Data excerpts
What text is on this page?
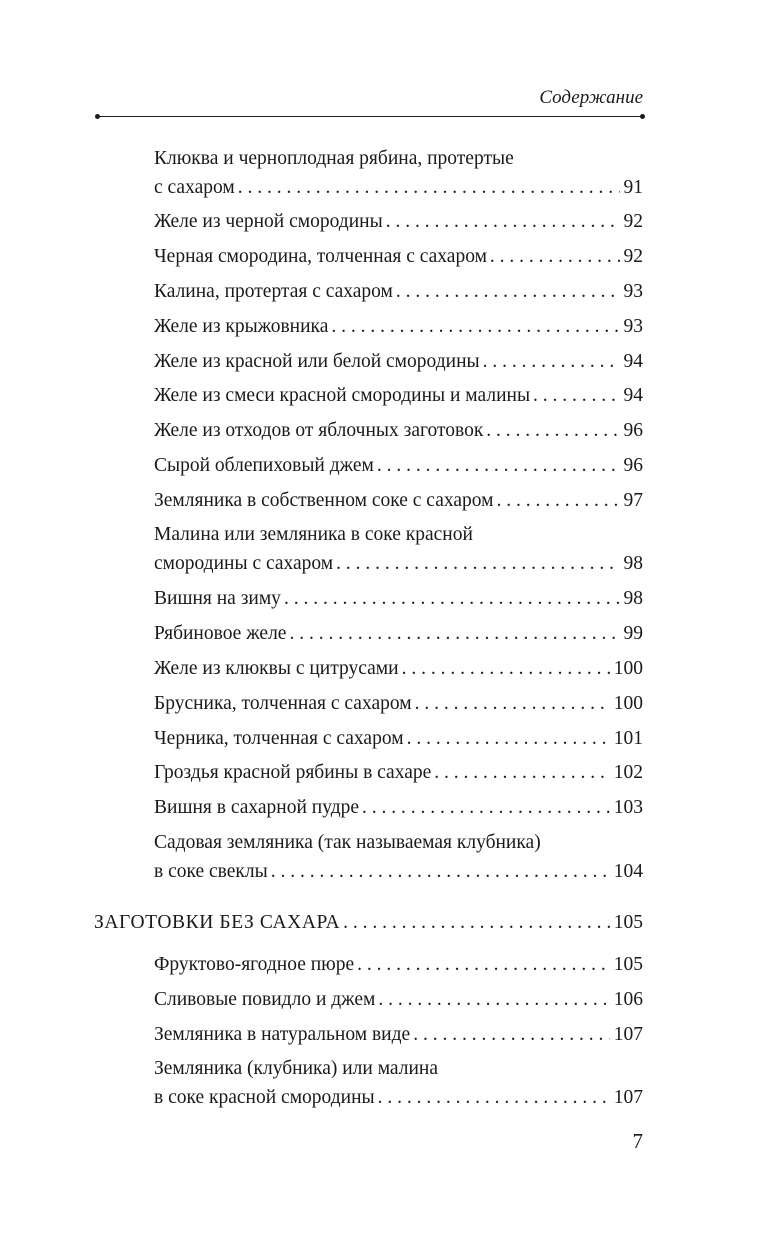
Содержание
Клюква и черноплодная рябина, протертые
с сахаром . . .	91
Желе из черной смородины . . .	92
Черная смородина, толченная с сахаром . . .	92
Калина, протертая с сахаром . . .	93
Желе из крыжовника . . .	93
Желе из красной или белой смородины . . .	94
Желе из смеси красной смородины и малины . . .	94
Желе из отходов от яблочных заготовок . . .	96
Сырой облепиховый джем . . .	96
Земляника в собственном соке с сахаром . . .	97
Малина или земляника в соке красной
смородины с сахаром . . .	98
Вишня на зиму . . .	98
Рябиновое желе . . .	99
Желе из клюквы с цитрусами . . .	100
Брусника, толченная с сахаром . . .	100
Черника, толченная с сахаром . . .	101
Гроздья красной рябины в сахаре . . .	102
Вишня в сахарной пудре . . .	103
Садовая земляника (так называемая клубника)
в соке свеклы . . .	104
ЗАГОТОВКИ БЕЗ САХАРА . . .	105
Фруктово-ягодное пюре . . .	105
Сливовые повидло и джем . . .	106
Земляника в натуральном виде . . .	107
Земляника (клубника) или малина
в соке красной смородины . . .	107
7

* [GOAL OF THE EXERCISE]
Reproduce the material word for word, minus the images.

* [EXERCISE RESULT]
What text is on this page?
Содержание
Клюква и черноплодная рябина, протертые
с сахаром . . .	91
Желе из черной смородины . . .	92
Черная смородина, толченная с сахаром . . .	92
Калина, протертая с сахаром . . .	93
Желе из крыжовника . . .	93
Желе из красной или белой смородины . . .	94
Желе из смеси красной смородины и малины . . .	94
Желе из отходов от яблочных заготовок . . .	96
Сырой облепиховый джем . . .	96
Земляника в собственном соке с сахаром . . .	97
Малина или земляника в соке красной
смородины с сахаром . . .	98
Вишня на зиму . . .	98
Рябиновое желе . . .	99
Желе из клюквы с цитрусами . . .	100
Брусника, толченная с сахаром . . .	100
Черника, толченная с сахаром . . .	101
Гроздья красной рябины в сахаре . . .	102
Вишня в сахарной пудре . . .	103
Садовая земляника (так называемая клубника)
в соке свеклы . . .	104
ЗАГОТОВКИ БЕЗ САХАРА . . .	105
Фруктово-ягодное пюре . . .	105
Сливовые повидло и джем . . .	106
Земляника в натуральном виде . . .	107
Земляника (клубника) или малина
в соке красной смородины . . .	107
7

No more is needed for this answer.